Aim of the exercise: Quote the records below in full, exactly as given, with the images taken out.

+ + + + + + +

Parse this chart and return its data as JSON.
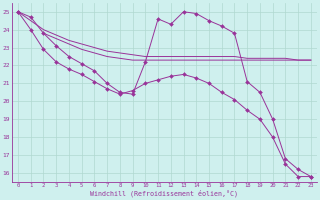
{
  "background_color": "#cff0ee",
  "grid_color": "#b0d8d0",
  "line_color": "#993399",
  "marker": "D",
  "marker_size": 2,
  "xlim": [
    -0.5,
    23.5
  ],
  "ylim": [
    15.5,
    25.5
  ],
  "xticks": [
    0,
    1,
    2,
    3,
    4,
    5,
    6,
    7,
    8,
    9,
    10,
    11,
    12,
    13,
    14,
    15,
    16,
    17,
    18,
    19,
    20,
    21,
    22,
    23
  ],
  "yticks": [
    16,
    17,
    18,
    19,
    20,
    21,
    22,
    23,
    24,
    25
  ],
  "xlabel": "Windchill (Refroidissement éolien,°C)",
  "series": [
    {
      "x": [
        0,
        1,
        2,
        3,
        4,
        5,
        6,
        7,
        8,
        9,
        10,
        11,
        12,
        13,
        14,
        15,
        16,
        17,
        18,
        19,
        20,
        21,
        22,
        23
      ],
      "y": [
        25.0,
        24.7,
        23.8,
        23.1,
        22.5,
        22.1,
        21.7,
        21.0,
        20.5,
        20.4,
        22.2,
        24.6,
        24.3,
        25.0,
        24.9,
        24.5,
        24.2,
        23.8,
        21.1,
        20.5,
        19.0,
        16.8,
        16.2,
        15.8
      ],
      "markers": true
    },
    {
      "x": [
        0,
        1,
        2,
        3,
        4,
        5,
        6,
        7,
        8,
        9,
        10,
        11,
        12,
        13,
        14,
        15,
        16,
        17,
        18,
        19,
        20,
        21,
        22,
        23
      ],
      "y": [
        25.0,
        24.5,
        24.0,
        23.7,
        23.4,
        23.2,
        23.0,
        22.8,
        22.7,
        22.6,
        22.5,
        22.5,
        22.5,
        22.5,
        22.5,
        22.5,
        22.5,
        22.5,
        22.4,
        22.4,
        22.4,
        22.4,
        22.3,
        22.3
      ],
      "markers": false
    },
    {
      "x": [
        2,
        3,
        4,
        5,
        6,
        7,
        8,
        9,
        10,
        11,
        12,
        13,
        14,
        15,
        16,
        17,
        18,
        19,
        20,
        21,
        22,
        23
      ],
      "y": [
        23.8,
        23.5,
        23.2,
        22.9,
        22.7,
        22.5,
        22.4,
        22.3,
        22.3,
        22.3,
        22.3,
        22.3,
        22.3,
        22.3,
        22.3,
        22.3,
        22.3,
        22.3,
        22.3,
        22.3,
        22.3,
        22.3
      ],
      "markers": false
    },
    {
      "x": [
        0,
        1,
        2,
        3,
        4,
        5,
        6,
        7,
        8,
        9,
        10,
        11,
        12,
        13,
        14,
        15,
        16,
        17,
        18,
        19,
        20,
        21,
        22,
        23
      ],
      "y": [
        25.0,
        24.0,
        22.9,
        22.2,
        21.8,
        21.5,
        21.1,
        20.7,
        20.4,
        20.6,
        21.0,
        21.2,
        21.4,
        21.5,
        21.3,
        21.0,
        20.5,
        20.1,
        19.5,
        19.0,
        18.0,
        16.5,
        15.8,
        15.8
      ],
      "markers": true
    }
  ]
}
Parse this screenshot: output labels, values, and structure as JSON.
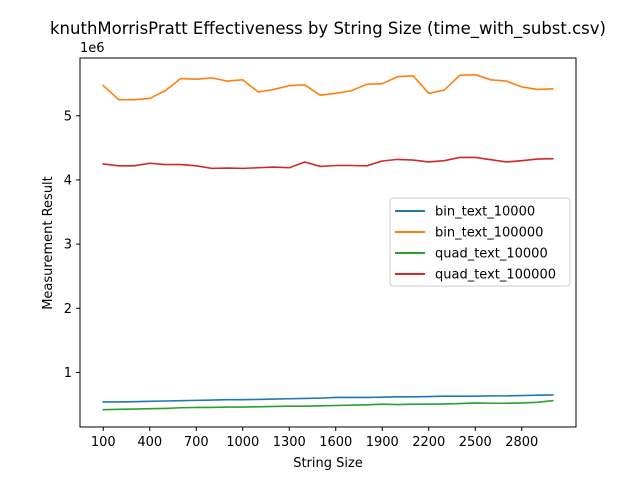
{
  "chart_data": {
    "type": "line",
    "title": "knuthMorrisPratt Effectiveness by String Size (time_with_subst.csv)",
    "xlabel": "String Size",
    "ylabel": "Measurement Result",
    "y_multiplier_label": "1e6",
    "xlim": [
      -50,
      3150
    ],
    "ylim": [
      150000,
      5900000
    ],
    "x_ticks": [
      100,
      400,
      700,
      1000,
      1300,
      1600,
      1900,
      2200,
      2500,
      2800
    ],
    "y_ticks": [
      1000000,
      2000000,
      3000000,
      4000000,
      5000000
    ],
    "y_tick_labels": [
      "1",
      "2",
      "3",
      "4",
      "5"
    ],
    "grid": false,
    "legend_position": "center-right",
    "x": [
      100,
      200,
      300,
      400,
      500,
      600,
      700,
      800,
      900,
      1000,
      1100,
      1200,
      1300,
      1400,
      1500,
      1600,
      1700,
      1800,
      1900,
      2000,
      2100,
      2200,
      2300,
      2400,
      2500,
      2600,
      2700,
      2800,
      2900,
      3000
    ],
    "series": [
      {
        "name": "bin_text_10000",
        "color": "#1f77b4",
        "values": [
          540000,
          540000,
          545000,
          550000,
          555000,
          560000,
          565000,
          570000,
          575000,
          575000,
          580000,
          585000,
          590000,
          595000,
          600000,
          610000,
          610000,
          610000,
          615000,
          620000,
          620000,
          625000,
          630000,
          630000,
          630000,
          635000,
          635000,
          640000,
          645000,
          650000
        ]
      },
      {
        "name": "bin_text_100000",
        "color": "#ff7f0e",
        "values": [
          5470000,
          5250000,
          5250000,
          5270000,
          5390000,
          5580000,
          5570000,
          5590000,
          5540000,
          5560000,
          5370000,
          5410000,
          5470000,
          5480000,
          5320000,
          5350000,
          5390000,
          5490000,
          5500000,
          5610000,
          5620000,
          5350000,
          5400000,
          5630000,
          5640000,
          5560000,
          5540000,
          5450000,
          5410000,
          5420000
        ]
      },
      {
        "name": "quad_text_10000",
        "color": "#2ca02c",
        "values": [
          420000,
          425000,
          430000,
          435000,
          440000,
          450000,
          455000,
          455000,
          460000,
          460000,
          465000,
          470000,
          475000,
          475000,
          480000,
          485000,
          490000,
          495000,
          505000,
          500000,
          505000,
          505000,
          510000,
          515000,
          525000,
          520000,
          520000,
          525000,
          535000,
          560000
        ]
      },
      {
        "name": "quad_text_100000",
        "color": "#d62728",
        "values": [
          4250000,
          4220000,
          4220000,
          4260000,
          4240000,
          4240000,
          4220000,
          4180000,
          4185000,
          4180000,
          4190000,
          4200000,
          4190000,
          4280000,
          4210000,
          4225000,
          4225000,
          4220000,
          4295000,
          4320000,
          4310000,
          4280000,
          4300000,
          4350000,
          4350000,
          4315000,
          4280000,
          4300000,
          4325000,
          4330000
        ]
      }
    ]
  }
}
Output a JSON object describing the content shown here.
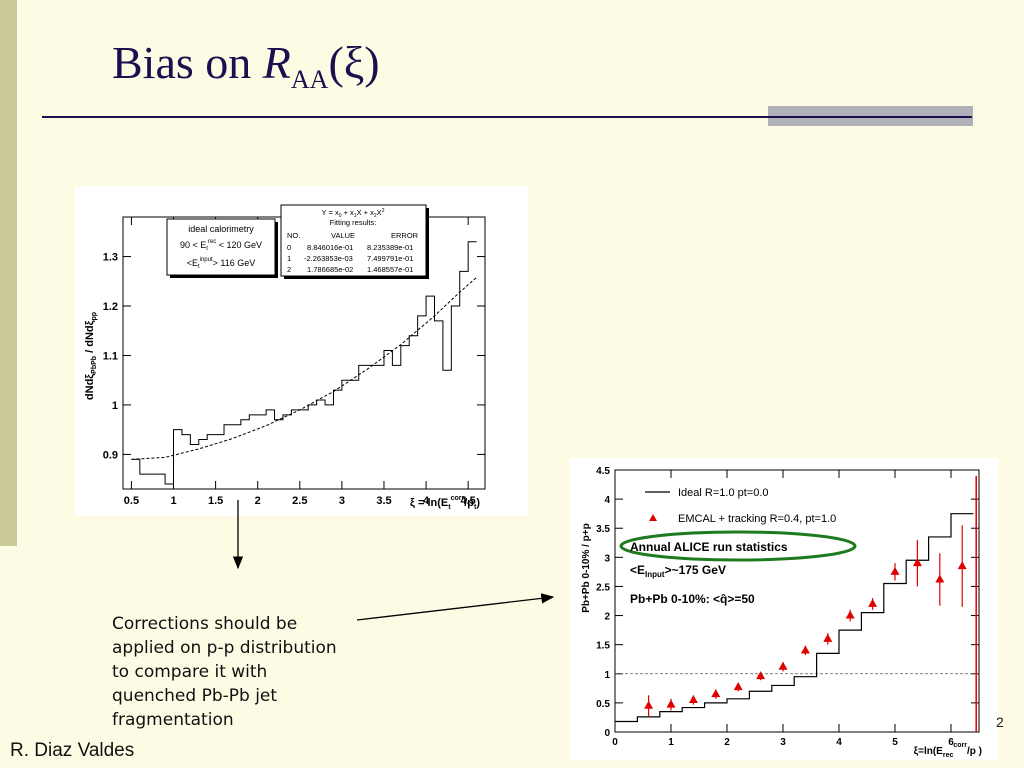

+ + + + + + +

Solution:
Parse this chart and return its data as JSON.
{
  "background_color": "#cff0ee",
  "grid_color": "#b0d8d0",
  "line_color": "#993399",
  "marker": "D",
  "marker_size": 2,
  "xlim": [
    -0.5,
    23.5
  ],
  "ylim": [
    15.5,
    25.5
  ],
  "xticks": [
    0,
    1,
    2,
    3,
    4,
    5,
    6,
    7,
    8,
    9,
    10,
    11,
    12,
    13,
    14,
    15,
    16,
    17,
    18,
    19,
    20,
    21,
    22,
    23
  ],
  "yticks": [
    16,
    17,
    18,
    19,
    20,
    21,
    22,
    23,
    24,
    25
  ],
  "xlabel": "Windchill (Refroidissement éolien,°C)",
  "series": [
    {
      "x": [
        0,
        1,
        2,
        3,
        4,
        5,
        6,
        7,
        8,
        9,
        10,
        11,
        12,
        13,
        14,
        15,
        16,
        17,
        18,
        19,
        20,
        21,
        22,
        23
      ],
      "y": [
        25.0,
        24.7,
        23.8,
        23.1,
        22.5,
        22.1,
        21.7,
        21.0,
        20.5,
        20.4,
        22.2,
        24.6,
        24.3,
        25.0,
        24.9,
        24.5,
        24.2,
        23.8,
        21.1,
        20.5,
        19.0,
        16.8,
        16.2,
        15.8
      ],
      "markers": true
    },
    {
      "x": [
        0,
        1,
        2,
        3,
        4,
        5,
        6,
        7,
        8,
        9,
        10,
        11,
        12,
        13,
        14,
        15,
        16,
        17,
        18,
        19,
        20,
        21,
        22,
        23
      ],
      "y": [
        25.0,
        24.5,
        24.0,
        23.7,
        23.4,
        23.2,
        23.0,
        22.8,
        22.7,
        22.6,
        22.5,
        22.5,
        22.5,
        22.5,
        22.5,
        22.5,
        22.5,
        22.5,
        22.4,
        22.4,
        22.4,
        22.4,
        22.3,
        22.3
      ],
      "markers": false
    },
    {
      "x": [
        2,
        3,
        4,
        5,
        6,
        7,
        8,
        9,
        10,
        11,
        12,
        13,
        14,
        15,
        16,
        17,
        18,
        19,
        20,
        21,
        22,
        23
      ],
      "y": [
        23.8,
        23.5,
        23.2,
        22.9,
        22.7,
        22.5,
        22.4,
        22.3,
        22.3,
        22.3,
        22.3,
        22.3,
        22.3,
        22.3,
        22.3,
        22.3,
        22.3,
        22.3,
        22.3,
        22.3,
        22.3,
        22.3
      ],
      "markers": false
    },
    {
      "x": [
        0,
        1,
        2,
        3,
        4,
        5,
        6,
        7,
        8,
        9,
        10,
        11,
        12,
        13,
        14,
        15,
        16,
        17,
        18,
        19,
        20,
        21,
        22,
        23
      ],
      "y": [
        25.0,
        24.0,
        22.9,
        22.2,
        21.8,
        21.5,
        21.1,
        20.7,
        20.4,
        20.6,
        21.0,
        21.2,
        21.4,
        21.5,
        21.3,
        21.0,
        20.5,
        20.1,
        19.5,
        19.0,
        18.0,
        16.5,
        15.8,
        15.8
      ],
      "markers": true
    }
  ]
}
Parse this screenshot: output labels, values, and structure as JSON.
{
  "chart_data": {
    "type": "line",
    "title": "knuthMorrisPratt Effectiveness by String Size (time_with_subst.csv)",
    "xlabel": "String Size",
    "ylabel": "Measurement Result",
    "y_multiplier_label": "1e6",
    "xlim": [
      -50,
      3150
    ],
    "ylim": [
      150000,
      5900000
    ],
    "x_ticks": [
      100,
      400,
      700,
      1000,
      1300,
      1600,
      1900,
      2200,
      2500,
      2800
    ],
    "y_ticks": [
      1000000,
      2000000,
      3000000,
      4000000,
      5000000
    ],
    "y_tick_labels": [
      "1",
      "2",
      "3",
      "4",
      "5"
    ],
    "grid": false,
    "legend_position": "center-right",
    "x": [
      100,
      200,
      300,
      400,
      500,
      600,
      700,
      800,
      900,
      1000,
      1100,
      1200,
      1300,
      1400,
      1500,
      1600,
      1700,
      1800,
      1900,
      2000,
      2100,
      2200,
      2300,
      2400,
      2500,
      2600,
      2700,
      2800,
      2900,
      3000
    ],
    "series": [
      {
        "name": "bin_text_10000",
        "color": "#1f77b4",
        "values": [
          540000,
          540000,
          545000,
          550000,
          555000,
          560000,
          565000,
          570000,
          575000,
          575000,
          580000,
          585000,
          590000,
          595000,
          600000,
          610000,
          610000,
          610000,
          615000,
          620000,
          620000,
          625000,
          630000,
          630000,
          630000,
          635000,
          635000,
          640000,
          645000,
          650000
        ]
      },
      {
        "name": "bin_text_100000",
        "color": "#ff7f0e",
        "values": [
          5470000,
          5250000,
          5250000,
          5270000,
          5390000,
          5580000,
          5570000,
          5590000,
          5540000,
          5560000,
          5370000,
          5410000,
          5470000,
          5480000,
          5320000,
          5350000,
          5390000,
          5490000,
          5500000,
          5610000,
          5620000,
          5350000,
          5400000,
          5630000,
          5640000,
          5560000,
          5540000,
          5450000,
          5410000,
          5420000
        ]
      },
      {
        "name": "quad_text_10000",
        "color": "#2ca02c",
        "values": [
          420000,
          425000,
          430000,
          435000,
          440000,
          450000,
          455000,
          455000,
          460000,
          460000,
          465000,
          470000,
          475000,
          475000,
          480000,
          485000,
          490000,
          495000,
          505000,
          500000,
          505000,
          505000,
          510000,
          515000,
          525000,
          520000,
          520000,
          525000,
          535000,
          560000
        ]
      },
      {
        "name": "quad_text_100000",
        "color": "#d62728",
        "values": [
          4250000,
          4220000,
          4220000,
          4260000,
          4240000,
          4240000,
          4220000,
          4180000,
          4185000,
          4180000,
          4190000,
          4200000,
          4190000,
          4280000,
          4210000,
          4225000,
          4225000,
          4220000,
          4295000,
          4320000,
          4310000,
          4280000,
          4300000,
          4350000,
          4350000,
          4315000,
          4280000,
          4300000,
          4325000,
          4330000
        ]
      }
    ]
  }
}
Output a JSON object describing the content shown here.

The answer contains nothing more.